◆ RECORDS FOR PROCESSING ◆
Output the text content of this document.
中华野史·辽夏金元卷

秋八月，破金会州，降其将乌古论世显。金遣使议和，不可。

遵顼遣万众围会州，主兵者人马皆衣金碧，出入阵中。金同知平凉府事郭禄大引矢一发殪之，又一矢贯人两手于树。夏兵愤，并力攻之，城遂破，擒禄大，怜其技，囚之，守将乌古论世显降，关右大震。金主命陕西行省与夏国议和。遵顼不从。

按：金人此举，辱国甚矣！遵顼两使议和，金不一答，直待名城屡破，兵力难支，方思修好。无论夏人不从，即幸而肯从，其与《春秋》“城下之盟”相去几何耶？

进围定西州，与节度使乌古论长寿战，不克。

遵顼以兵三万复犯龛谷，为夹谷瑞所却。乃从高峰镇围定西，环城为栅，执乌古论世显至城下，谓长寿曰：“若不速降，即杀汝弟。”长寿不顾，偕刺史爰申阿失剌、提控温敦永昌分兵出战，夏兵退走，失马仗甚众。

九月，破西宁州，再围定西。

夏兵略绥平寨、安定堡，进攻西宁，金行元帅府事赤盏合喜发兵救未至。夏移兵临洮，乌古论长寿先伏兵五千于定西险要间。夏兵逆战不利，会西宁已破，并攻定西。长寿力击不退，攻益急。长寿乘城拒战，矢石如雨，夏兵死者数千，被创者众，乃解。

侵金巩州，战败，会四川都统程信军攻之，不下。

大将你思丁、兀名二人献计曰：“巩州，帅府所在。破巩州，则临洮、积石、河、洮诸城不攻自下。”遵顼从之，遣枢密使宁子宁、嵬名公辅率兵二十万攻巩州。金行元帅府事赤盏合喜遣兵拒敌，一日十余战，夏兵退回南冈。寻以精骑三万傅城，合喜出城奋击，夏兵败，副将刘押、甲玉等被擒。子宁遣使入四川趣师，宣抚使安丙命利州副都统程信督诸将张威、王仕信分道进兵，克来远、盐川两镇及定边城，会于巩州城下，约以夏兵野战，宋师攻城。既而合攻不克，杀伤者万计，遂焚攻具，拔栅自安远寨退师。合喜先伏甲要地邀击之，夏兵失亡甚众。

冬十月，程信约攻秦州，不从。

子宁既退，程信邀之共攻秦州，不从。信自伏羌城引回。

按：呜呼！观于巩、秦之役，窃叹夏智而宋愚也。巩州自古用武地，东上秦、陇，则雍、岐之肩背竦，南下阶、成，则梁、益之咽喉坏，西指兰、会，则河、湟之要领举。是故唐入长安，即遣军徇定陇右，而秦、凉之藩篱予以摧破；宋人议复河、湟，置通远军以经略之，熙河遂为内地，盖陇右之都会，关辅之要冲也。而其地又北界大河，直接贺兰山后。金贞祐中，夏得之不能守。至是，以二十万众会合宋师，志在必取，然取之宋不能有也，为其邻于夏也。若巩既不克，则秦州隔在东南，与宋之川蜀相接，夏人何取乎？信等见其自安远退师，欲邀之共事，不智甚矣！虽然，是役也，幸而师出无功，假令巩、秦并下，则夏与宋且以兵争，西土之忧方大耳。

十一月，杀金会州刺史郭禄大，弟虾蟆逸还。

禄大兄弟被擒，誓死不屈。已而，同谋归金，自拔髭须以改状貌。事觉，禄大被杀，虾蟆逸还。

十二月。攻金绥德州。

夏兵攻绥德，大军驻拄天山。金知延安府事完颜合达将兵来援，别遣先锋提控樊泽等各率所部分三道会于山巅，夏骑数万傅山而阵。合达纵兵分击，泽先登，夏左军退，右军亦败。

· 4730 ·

◆ STATED TASK ◆
Output every entry shown above, exactly.

◆ COMPLETED EXERCISE ◆
Output the text content of this document.
中华野史·辽夏金元卷

秋八月，破金会州，降其将乌古论世显。金遣使议和，不可。

遵顼遣万众围会州，主兵者人马皆衣金碧，出入阵中。金同知平凉府事郭禄大引矢一发殪之，又一矢贯人两手于树。夏兵愤，并力攻之，城遂破，擒禄大，怜其技，囚之，守将乌古论世显降，关右大震。金主命陕西行省与夏国议和。遵顼不从。

按：金人此举，辱国甚矣！遵顼两使议和，金不一答，直待名城屡破，兵力难支，方思修好。无论夏人不从，即幸而肯从，其与《春秋》“城下之盟”相去几何耶？

进围定西州，与节度使乌古论长寿战，不克。

遵顼以兵三万复犯龛谷，为夹谷瑞所却。乃从高峰镇围定西，环城为栅，执乌古论世显至城下，谓长寿曰：“若不速降，即杀汝弟。”长寿不顾，偕刺史爰申阿失剌、提控温敦永昌分兵出战，夏兵退走，失马仗甚众。

九月，破西宁州，再围定西。

夏兵略绥平寨、安定堡，进攻西宁，金行元帅府事赤盏合喜发兵救未至。夏移兵临洮，乌古论长寿先伏兵五千于定西险要间。夏兵逆战不利，会西宁已破，并攻定西。长寿力击不退，攻益急。长寿乘城拒战，矢石如雨，夏兵死者数千，被创者众，乃解。

侵金巩州，战败，会四川都统程信军攻之，不下。

大将你思丁、兀名二人献计曰：“巩州，帅府所在。破巩州，则临洮、积石、河、洮诸城不攻自下。”遵顼从之，遣枢密使宁子宁、嵬名公辅率兵二十万攻巩州。金行元帅府事赤盏合喜遣兵拒敌，一日十余战，夏兵退回南冈。寻以精骑三万傅城，合喜出城奋击，夏兵败，副将刘押、甲玉等被擒。子宁遣使入四川趣师，宣抚使安丙命利州副都统程信督诸将张威、王仕信分道进兵，克来远、盐川两镇及定边城，会于巩州城下，约以夏兵野战，宋师攻城。既而合攻不克，杀伤者万计，遂焚攻具，拔栅自安远寨退师。合喜先伏甲要地邀击之，夏兵失亡甚众。

冬十月，程信约攻秦州，不从。

子宁既退，程信邀之共攻秦州，不从。信自伏羌城引回。

按：呜呼！观于巩、秦之役，窃叹夏智而宋愚也。巩州自古用武地，东上秦、陇，则雍、岐之肩背竦，南下阶、成，则梁、益之咽喉坏，西指兰、会，则河、湟之要领举。是故唐入长安，即遣军徇定陇右，而秦、凉之藩篱予以摧破；宋人议复河、湟，置通远军以经略之，熙河遂为内地，盖陇右之都会，关辅之要冲也。而其地又北界大河，直接贺兰山后。金贞祐中，夏得之不能守。至是，以二十万众会合宋师，志在必取，然取之宋不能有也，为其邻于夏也。若巩既不克，则秦州隔在东南，与宋之川蜀相接，夏人何取乎？信等见其自安远退师，欲邀之共事，不智甚矣！虽然，是役也，幸而师出无功，假令巩、秦并下，则夏与宋且以兵争，西土之忧方大耳。

十一月，杀金会州刺史郭禄大，弟虾蟆逸还。

禄大兄弟被擒，誓死不屈。已而，同谋归金，自拔髭须以改状貌。事觉，禄大被杀，虾蟆逸还。

十二月。攻金绥德州。

夏兵攻绥德，大军驻拄天山。金知延安府事完颜合达将兵来援，别遣先锋提控樊泽等各率所部分三道会于山巅，夏骑数万傅山而阵。合达纵兵分击，泽先登，夏左军退，右军亦败。

· 4730 ·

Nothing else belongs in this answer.